[Stored entries]
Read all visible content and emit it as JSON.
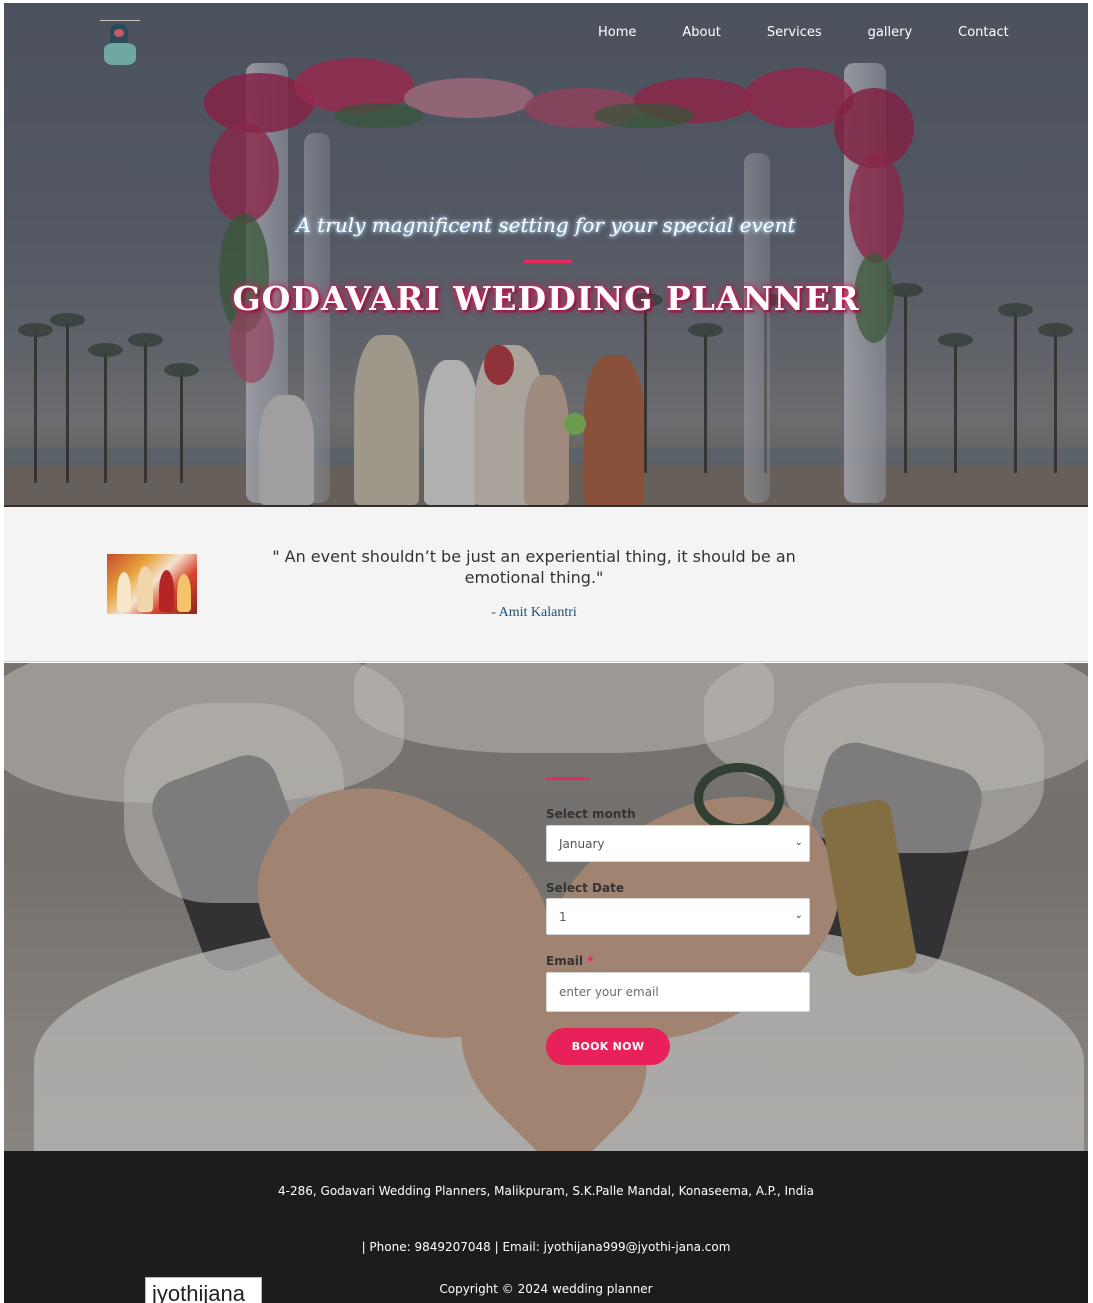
{
  "nav": {
    "items": [
      {
        "label": "Home"
      },
      {
        "label": "About"
      },
      {
        "label": "Services"
      },
      {
        "label": "gallery"
      },
      {
        "label": "Contact"
      }
    ]
  },
  "hero": {
    "tagline": "A truly magnificent setting for your special event",
    "title": "GODAVARI WEDDING PLANNER"
  },
  "quote": {
    "text": "\" An event shouldn’t be just an experiential thing, it should be an emotional thing.\"",
    "author": "- Amit Kalantri"
  },
  "booking": {
    "month_label": "Select month",
    "month_value": "January",
    "date_label": "Select Date",
    "date_value": "1",
    "email_label": "Email",
    "email_required_mark": "*",
    "email_placeholder": "enter your email",
    "button_label": "BOOK NOW"
  },
  "footer": {
    "address": "4-286, Godavari Wedding Planners, Malikpuram, S.K.Palle Mandal, Konaseema, A.P., India",
    "contact": "| Phone: 9849207048 | Email: jyothijana999@jyothi-jana.com",
    "copyright": "Copyright © 2024 wedding planner",
    "badge": "jyothijana"
  },
  "colors": {
    "accent": "#e8275f",
    "footer_bg": "#1c1c1c",
    "quote_bg": "#f4f4f4"
  },
  "icons": {
    "select_arrow": "chevron-down-icon"
  }
}
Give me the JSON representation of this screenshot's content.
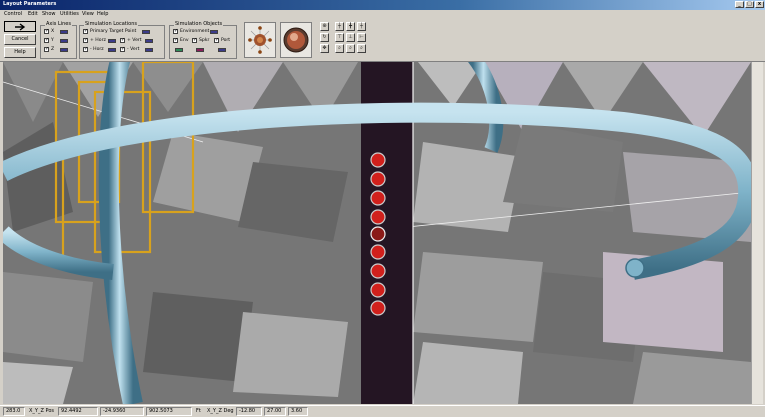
{
  "window": {
    "title": "Layout Parameters",
    "controls": {
      "minimize": "_",
      "maximize": "□",
      "close": "x"
    }
  },
  "menu": {
    "items": [
      "Control",
      "Edit",
      "Show",
      "Utilities",
      "View",
      "Help"
    ]
  },
  "toolbar": {
    "cancel_label": "Cancel",
    "help_label": "Help"
  },
  "axis_lines": {
    "title": "Axis Lines",
    "rows": [
      {
        "label": "X",
        "checked": true
      },
      {
        "label": "Y",
        "checked": true
      },
      {
        "label": "Z",
        "checked": true
      }
    ]
  },
  "simulation_locations": {
    "title": "Simulation Locations",
    "primary_target": {
      "label": "Primary Target Point",
      "checked": true
    },
    "rows": [
      {
        "label": "+ Horz",
        "checked": true
      },
      {
        "label": "+ Vert",
        "checked": true
      },
      {
        "label": "- Horz",
        "checked": true
      },
      {
        "label": "- Vert",
        "checked": true
      }
    ]
  },
  "simulation_objects": {
    "title": "Simulation Objects",
    "environment": {
      "label": "Environment",
      "checked": true
    },
    "rows": [
      {
        "label": "Env",
        "checked": true
      },
      {
        "label": "Spkr",
        "checked": true
      },
      {
        "label": "Port",
        "checked": true
      }
    ]
  },
  "colors": {
    "ring": "#7fb3c9",
    "frame": "#d8a21d",
    "column": "#241523",
    "speaker": "#d1201c",
    "wall_dark": "#6a6a6a",
    "wall_light": "#a7a7a7"
  },
  "status": {
    "field1": "283.0",
    "xyz_label": "X_Y_Z Pos",
    "x": "92.4492",
    "y": "-24.9360",
    "z": "902.5073",
    "unit": "Ft",
    "xyz_deg_label": "X_Y_Z Deg",
    "dx": "-12.80",
    "dy": "27.00",
    "dz": "3.60"
  }
}
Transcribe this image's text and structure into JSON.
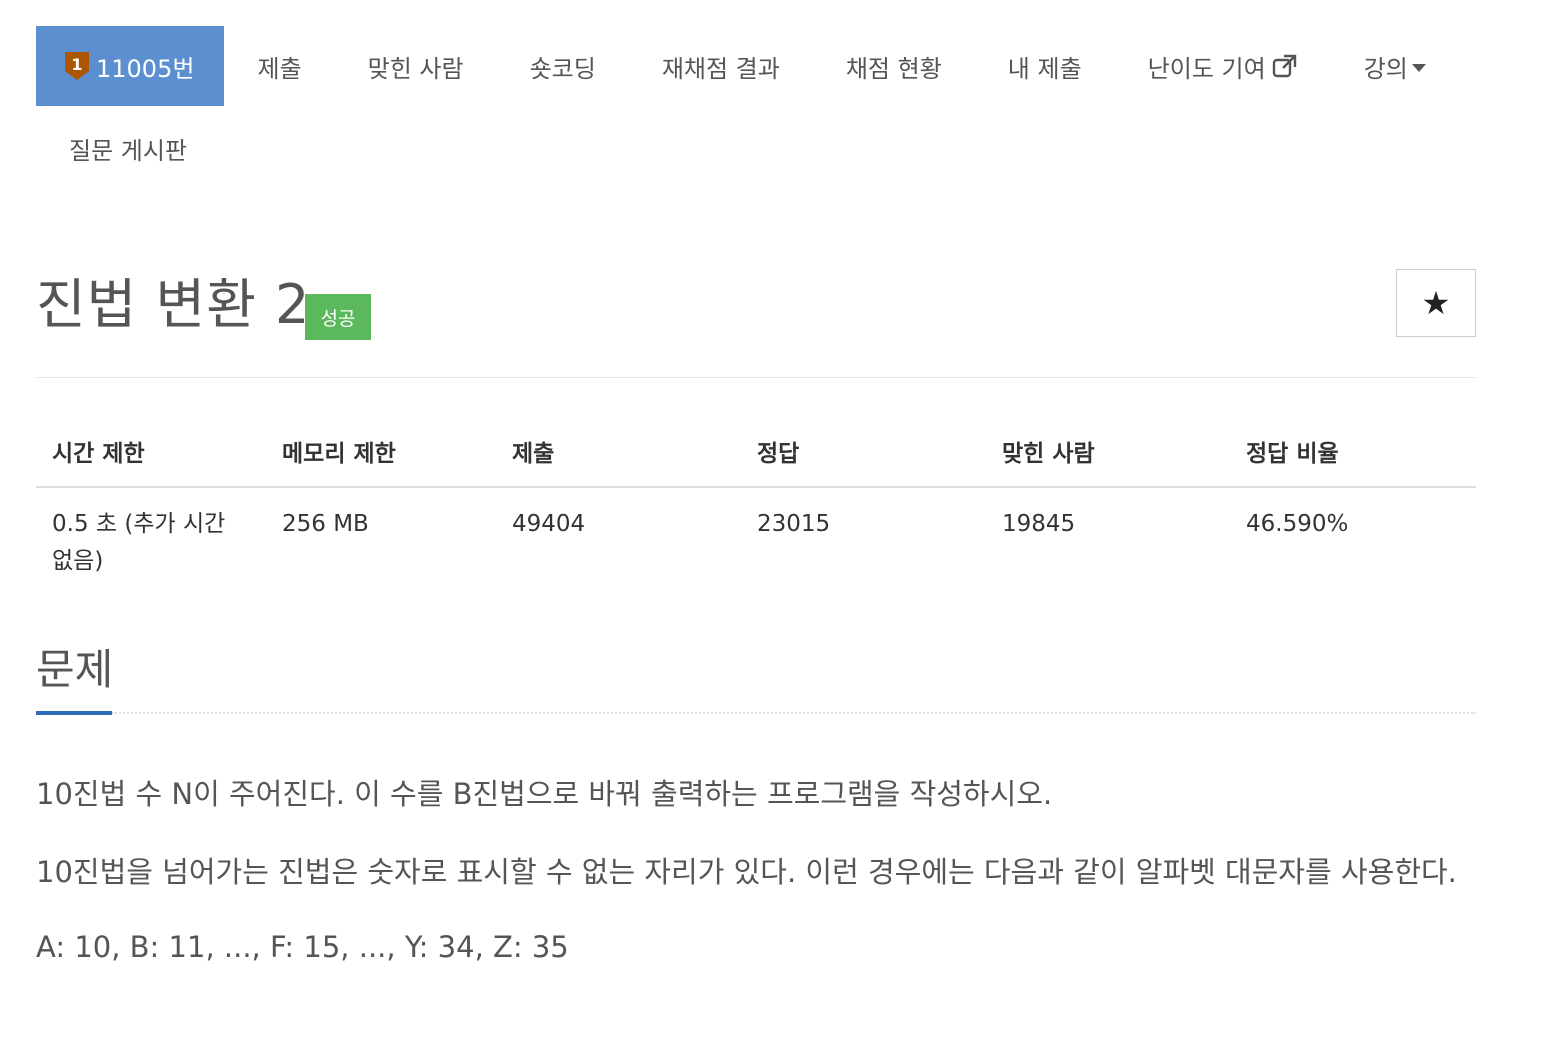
{
  "nav": {
    "problem_label": "11005번",
    "items": [
      {
        "label": "제출"
      },
      {
        "label": "맞힌 사람"
      },
      {
        "label": "숏코딩"
      },
      {
        "label": "재채점 결과"
      },
      {
        "label": "채점 현황"
      },
      {
        "label": "내 제출"
      },
      {
        "label": "난이도 기여"
      },
      {
        "label": "강의"
      }
    ],
    "row2": [
      {
        "label": "질문 게시판"
      }
    ],
    "tier_number": "1",
    "colors": {
      "active_bg": "#5b8fcf",
      "tier_badge": "#ad5600"
    }
  },
  "problem": {
    "title": "진법 변환 2",
    "status": "성공",
    "status_color": "#5cb85c",
    "star_glyph": "★"
  },
  "info_table": {
    "headers": [
      "시간 제한",
      "메모리 제한",
      "제출",
      "정답",
      "맞힌 사람",
      "정답 비율"
    ],
    "row": [
      "0.5 초 (추가 시간 없음)",
      "256 MB",
      "49404",
      "23015",
      "19845",
      "46.590%"
    ]
  },
  "section": {
    "title": "문제",
    "accent_color": "#2e6bb8"
  },
  "description": {
    "p1": "10진법 수 N이 주어진다. 이 수를 B진법으로 바꿔 출력하는 프로그램을 작성하시오.",
    "p2": "10진법을 넘어가는 진법은 숫자로 표시할 수 없는 자리가 있다. 이런 경우에는 다음과 같이 알파벳 대문자를 사용한다.",
    "p3": "A: 10, B: 11, ..., F: 15, ..., Y: 34, Z: 35"
  }
}
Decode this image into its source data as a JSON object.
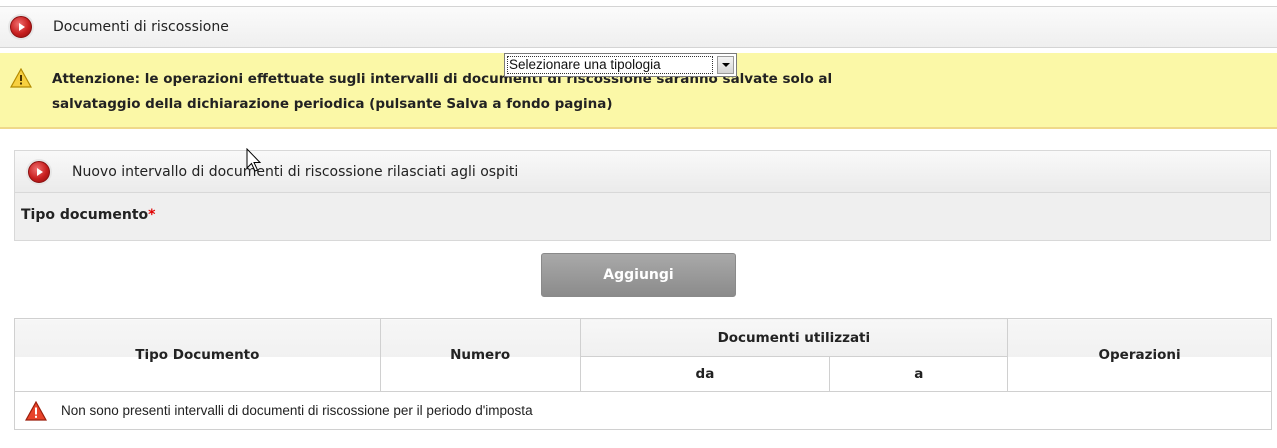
{
  "section_header": {
    "title": "Documenti di riscossione"
  },
  "warning": {
    "line1": "Attenzione: le operazioni effettuate sugli intervalli di documenti di riscossione saranno salvate solo al",
    "line2": "salvataggio della dichiarazione periodica (pulsante Salva a fondo pagina)"
  },
  "form_panel": {
    "title": "Nuovo intervallo di documenti di riscossione rilasciati agli ospiti",
    "tipo_label": "Tipo documento",
    "required_mark": "*",
    "select_value": "Selezionare una tipologia"
  },
  "add_button_label": "Aggiungi",
  "table": {
    "headers": {
      "tipo": "Tipo Documento",
      "numero": "Numero",
      "documenti_utilizzati": "Documenti utilizzati",
      "da": "da",
      "a": "a",
      "operazioni": "Operazioni"
    },
    "empty_message": "Non sono presenti intervalli di documenti di riscossione per il periodo d'imposta"
  },
  "icons": {
    "section": "red-circle-play-icon",
    "warning": "warning-triangle-icon",
    "empty": "red-warning-triangle-icon"
  },
  "colors": {
    "warning_bg": "#fbf8a7",
    "button_bg": "#9a9a9a",
    "accent_red": "#c81f1f"
  }
}
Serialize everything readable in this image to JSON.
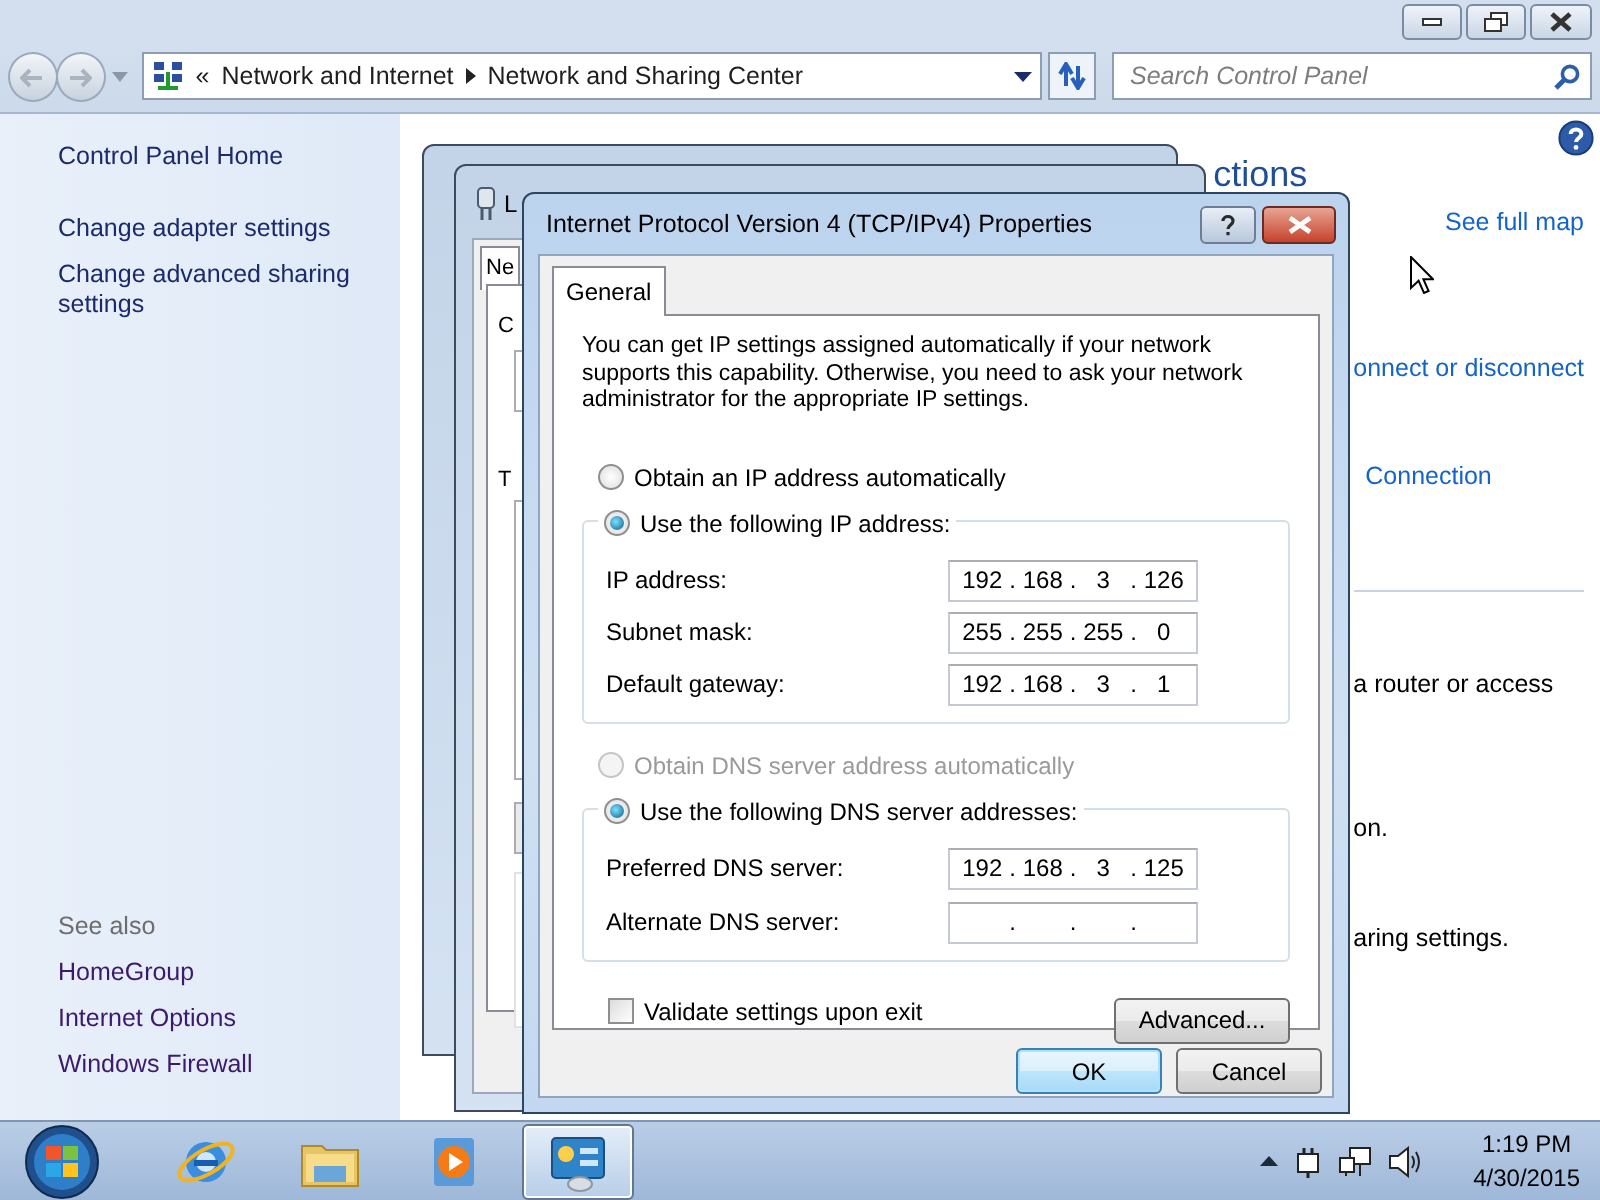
{
  "address_bar": {
    "overflow": "«",
    "path": [
      "Network and Internet",
      "Network and Sharing Center"
    ]
  },
  "search": {
    "placeholder": "Search Control Panel"
  },
  "sidebar": {
    "links": [
      "Control Panel Home",
      "Change adapter settings",
      "Change advanced sharing settings"
    ],
    "see_also_heading": "See also",
    "see_also": [
      "HomeGroup",
      "Internet Options",
      "Windows Firewall"
    ]
  },
  "main_fragments": [
    {
      "kind": "heading",
      "text": "ctions"
    },
    {
      "kind": "link",
      "text": "See full map"
    },
    {
      "kind": "link",
      "text": "onnect or disconnect"
    },
    {
      "kind": "link",
      "text": "Connection"
    },
    {
      "kind": "text",
      "text": "a router or access"
    },
    {
      "kind": "text",
      "text": "on."
    },
    {
      "kind": "text",
      "text": "aring settings."
    }
  ],
  "background_windows": [
    {
      "kind": "blank"
    },
    {
      "kind": "properties",
      "title": "L",
      "tab": "Ne",
      "labels": [
        "C",
        "T"
      ]
    }
  ],
  "dialog": {
    "title": "Internet Protocol Version 4 (TCP/IPv4) Properties",
    "tabs": [
      {
        "label": "General",
        "selected": true
      }
    ],
    "intro": "You can get IP settings assigned automatically if your network supports this capability. Otherwise, you need to ask your network administrator for the appropriate IP settings.",
    "ip_mode": [
      {
        "label": "Obtain an IP address automatically",
        "selected": false,
        "disabled": false
      },
      {
        "label": "Use the following IP address:",
        "selected": true,
        "disabled": false
      }
    ],
    "ip_fields": [
      {
        "label": "IP address:",
        "octets": [
          "192",
          "168",
          "3",
          "126"
        ]
      },
      {
        "label": "Subnet mask:",
        "octets": [
          "255",
          "255",
          "255",
          "0"
        ]
      },
      {
        "label": "Default gateway:",
        "octets": [
          "192",
          "168",
          "3",
          "1"
        ]
      }
    ],
    "dns_mode": [
      {
        "label": "Obtain DNS server address automatically",
        "selected": false,
        "disabled": true
      },
      {
        "label": "Use the following DNS server addresses:",
        "selected": true,
        "disabled": false
      }
    ],
    "dns_fields": [
      {
        "label": "Preferred DNS server:",
        "octets": [
          "192",
          "168",
          "3",
          "125"
        ]
      },
      {
        "label": "Alternate DNS server:"
      }
    ],
    "separator": ".",
    "validate": {
      "label": "Validate settings upon exit",
      "checked": false
    },
    "advanced_button": "Advanced...",
    "footer_buttons": [
      {
        "label": "OK",
        "default": true
      },
      {
        "label": "Cancel",
        "default": false
      }
    ]
  },
  "taskbar": {
    "apps": [
      {
        "kind": "browser",
        "selected": false
      },
      {
        "kind": "folders",
        "selected": false
      },
      {
        "kind": "media",
        "selected": false
      },
      {
        "kind": "control-panel",
        "selected": true
      }
    ],
    "clock": {
      "time": "1:19 PM",
      "date": "4/30/2015"
    }
  }
}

» **EXERCISE GOAL**
Extract all lines that hold the word "operazioni".

» **FINISHED ANSWER**
    "line1": "Attenzione: le operazioni effettuate sugli intervalli di documenti di riscossione saranno salvate solo al",
      "operazioni": "Operazioni"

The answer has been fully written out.